§ Task to complete:
Repeat exactly each line of the data provided below.
**** Dataset ****
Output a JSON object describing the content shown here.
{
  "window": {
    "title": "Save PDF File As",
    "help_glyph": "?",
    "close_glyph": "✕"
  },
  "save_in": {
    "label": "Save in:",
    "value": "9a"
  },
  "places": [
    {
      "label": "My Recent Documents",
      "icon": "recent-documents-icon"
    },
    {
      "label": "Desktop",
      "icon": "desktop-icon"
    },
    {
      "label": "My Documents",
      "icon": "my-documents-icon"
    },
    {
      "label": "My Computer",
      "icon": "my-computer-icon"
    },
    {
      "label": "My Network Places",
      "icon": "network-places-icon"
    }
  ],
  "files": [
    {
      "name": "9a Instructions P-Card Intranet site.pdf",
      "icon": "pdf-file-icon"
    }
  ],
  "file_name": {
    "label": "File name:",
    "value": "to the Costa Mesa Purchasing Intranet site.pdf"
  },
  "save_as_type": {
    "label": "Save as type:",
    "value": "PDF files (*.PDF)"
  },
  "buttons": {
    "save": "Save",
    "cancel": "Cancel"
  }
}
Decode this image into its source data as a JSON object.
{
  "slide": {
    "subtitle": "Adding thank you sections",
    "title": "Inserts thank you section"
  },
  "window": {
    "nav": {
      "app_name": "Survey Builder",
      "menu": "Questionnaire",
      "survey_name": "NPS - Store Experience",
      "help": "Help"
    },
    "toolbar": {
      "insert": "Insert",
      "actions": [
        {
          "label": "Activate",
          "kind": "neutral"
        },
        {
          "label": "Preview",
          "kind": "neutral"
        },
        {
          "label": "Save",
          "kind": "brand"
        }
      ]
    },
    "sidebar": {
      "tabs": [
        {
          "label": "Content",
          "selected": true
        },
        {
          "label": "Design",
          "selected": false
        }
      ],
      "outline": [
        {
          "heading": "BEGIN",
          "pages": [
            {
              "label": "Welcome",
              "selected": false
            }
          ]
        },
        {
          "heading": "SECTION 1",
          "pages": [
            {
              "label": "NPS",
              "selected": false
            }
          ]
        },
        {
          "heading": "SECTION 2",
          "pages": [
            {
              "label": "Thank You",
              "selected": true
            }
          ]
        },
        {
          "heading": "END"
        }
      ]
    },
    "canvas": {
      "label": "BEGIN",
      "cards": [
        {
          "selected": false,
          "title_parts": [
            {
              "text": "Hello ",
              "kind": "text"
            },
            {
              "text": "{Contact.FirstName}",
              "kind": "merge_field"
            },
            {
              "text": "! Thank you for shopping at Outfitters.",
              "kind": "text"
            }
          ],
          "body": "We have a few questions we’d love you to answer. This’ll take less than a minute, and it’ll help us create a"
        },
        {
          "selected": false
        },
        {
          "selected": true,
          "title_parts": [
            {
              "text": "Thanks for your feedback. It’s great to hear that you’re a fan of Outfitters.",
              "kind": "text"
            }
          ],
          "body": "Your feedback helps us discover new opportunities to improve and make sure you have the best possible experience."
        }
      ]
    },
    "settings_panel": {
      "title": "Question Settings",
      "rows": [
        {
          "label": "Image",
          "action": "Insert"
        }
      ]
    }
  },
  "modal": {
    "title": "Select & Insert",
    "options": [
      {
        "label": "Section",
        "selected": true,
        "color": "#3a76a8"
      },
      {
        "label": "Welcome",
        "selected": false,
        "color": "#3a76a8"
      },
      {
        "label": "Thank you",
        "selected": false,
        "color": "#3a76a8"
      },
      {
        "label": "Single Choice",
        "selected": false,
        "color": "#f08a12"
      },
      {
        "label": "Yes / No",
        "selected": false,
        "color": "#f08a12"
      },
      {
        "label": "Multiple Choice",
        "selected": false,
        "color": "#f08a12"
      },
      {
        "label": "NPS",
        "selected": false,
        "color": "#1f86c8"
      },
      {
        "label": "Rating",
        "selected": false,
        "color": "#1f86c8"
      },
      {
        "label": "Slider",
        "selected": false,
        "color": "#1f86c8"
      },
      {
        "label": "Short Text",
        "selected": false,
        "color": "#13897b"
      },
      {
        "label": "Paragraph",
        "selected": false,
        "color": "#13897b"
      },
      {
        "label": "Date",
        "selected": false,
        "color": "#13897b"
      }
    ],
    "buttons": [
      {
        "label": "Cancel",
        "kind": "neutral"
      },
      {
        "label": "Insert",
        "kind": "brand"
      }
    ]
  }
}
****
§ Result for this exercise:
Output a JSON object describing the content shown here.
{
  "window": {
    "title": "Save PDF File As",
    "help_glyph": "?",
    "close_glyph": "✕"
  },
  "save_in": {
    "label": "Save in:",
    "value": "9a"
  },
  "places": [
    {
      "label": "My Recent Documents",
      "icon": "recent-documents-icon"
    },
    {
      "label": "Desktop",
      "icon": "desktop-icon"
    },
    {
      "label": "My Documents",
      "icon": "my-documents-icon"
    },
    {
      "label": "My Computer",
      "icon": "my-computer-icon"
    },
    {
      "label": "My Network Places",
      "icon": "network-places-icon"
    }
  ],
  "files": [
    {
      "name": "9a Instructions P-Card Intranet site.pdf",
      "icon": "pdf-file-icon"
    }
  ],
  "file_name": {
    "label": "File name:",
    "value": "to the Costa Mesa Purchasing Intranet site.pdf"
  },
  "save_as_type": {
    "label": "Save as type:",
    "value": "PDF files (*.PDF)"
  },
  "buttons": {
    "save": "Save",
    "cancel": "Cancel"
  }
}
Decode this image into its source data as a JSON object.
{
  "slide": {
    "subtitle": "Adding thank you sections",
    "title": "Inserts thank you section"
  },
  "window": {
    "nav": {
      "app_name": "Survey Builder",
      "menu": "Questionnaire",
      "survey_name": "NPS - Store Experience",
      "help": "Help"
    },
    "toolbar": {
      "insert": "Insert",
      "actions": [
        {
          "label": "Activate",
          "kind": "neutral"
        },
        {
          "label": "Preview",
          "kind": "neutral"
        },
        {
          "label": "Save",
          "kind": "brand"
        }
      ]
    },
    "sidebar": {
      "tabs": [
        {
          "label": "Content",
          "selected": true
        },
        {
          "label": "Design",
          "selected": false
        }
      ],
      "outline": [
        {
          "heading": "BEGIN",
          "pages": [
            {
              "label": "Welcome",
              "selected": false
            }
          ]
        },
        {
          "heading": "SECTION 1",
          "pages": [
            {
              "label": "NPS",
              "selected": false
            }
          ]
        },
        {
          "heading": "SECTION 2",
          "pages": [
            {
              "label": "Thank You",
              "selected": true
            }
          ]
        },
        {
          "heading": "END"
        }
      ]
    },
    "canvas": {
      "label": "BEGIN",
      "cards": [
        {
          "selected": false,
          "title_parts": [
            {
              "text": "Hello ",
              "kind": "text"
            },
            {
              "text": "{Contact.FirstName}",
              "kind": "merge_field"
            },
            {
              "text": "! Thank you for shopping at Outfitters.",
              "kind": "text"
            }
          ],
          "body": "We have a few questions we’d love you to answer. This’ll take less than a minute, and it’ll help us create a"
        },
        {
          "selected": false
        },
        {
          "selected": true,
          "title_parts": [
            {
              "text": "Thanks for your feedback. It’s great to hear that you’re a fan of Outfitters.",
              "kind": "text"
            }
          ],
          "body": "Your feedback helps us discover new opportunities to improve and make sure you have the best possible experience."
        }
      ]
    },
    "settings_panel": {
      "title": "Question Settings",
      "rows": [
        {
          "label": "Image",
          "action": "Insert"
        }
      ]
    }
  },
  "modal": {
    "title": "Select & Insert",
    "options": [
      {
        "label": "Section",
        "selected": true,
        "color": "#3a76a8"
      },
      {
        "label": "Welcome",
        "selected": false,
        "color": "#3a76a8"
      },
      {
        "label": "Thank you",
        "selected": false,
        "color": "#3a76a8"
      },
      {
        "label": "Single Choice",
        "selected": false,
        "color": "#f08a12"
      },
      {
        "label": "Yes / No",
        "selected": false,
        "color": "#f08a12"
      },
      {
        "label": "Multiple Choice",
        "selected": false,
        "color": "#f08a12"
      },
      {
        "label": "NPS",
        "selected": false,
        "color": "#1f86c8"
      },
      {
        "label": "Rating",
        "selected": false,
        "color": "#1f86c8"
      },
      {
        "label": "Slider",
        "selected": false,
        "color": "#1f86c8"
      },
      {
        "label": "Short Text",
        "selected": false,
        "color": "#13897b"
      },
      {
        "label": "Paragraph",
        "selected": false,
        "color": "#13897b"
      },
      {
        "label": "Date",
        "selected": false,
        "color": "#13897b"
      }
    ],
    "buttons": [
      {
        "label": "Cancel",
        "kind": "neutral"
      },
      {
        "label": "Insert",
        "kind": "brand"
      }
    ]
  }
}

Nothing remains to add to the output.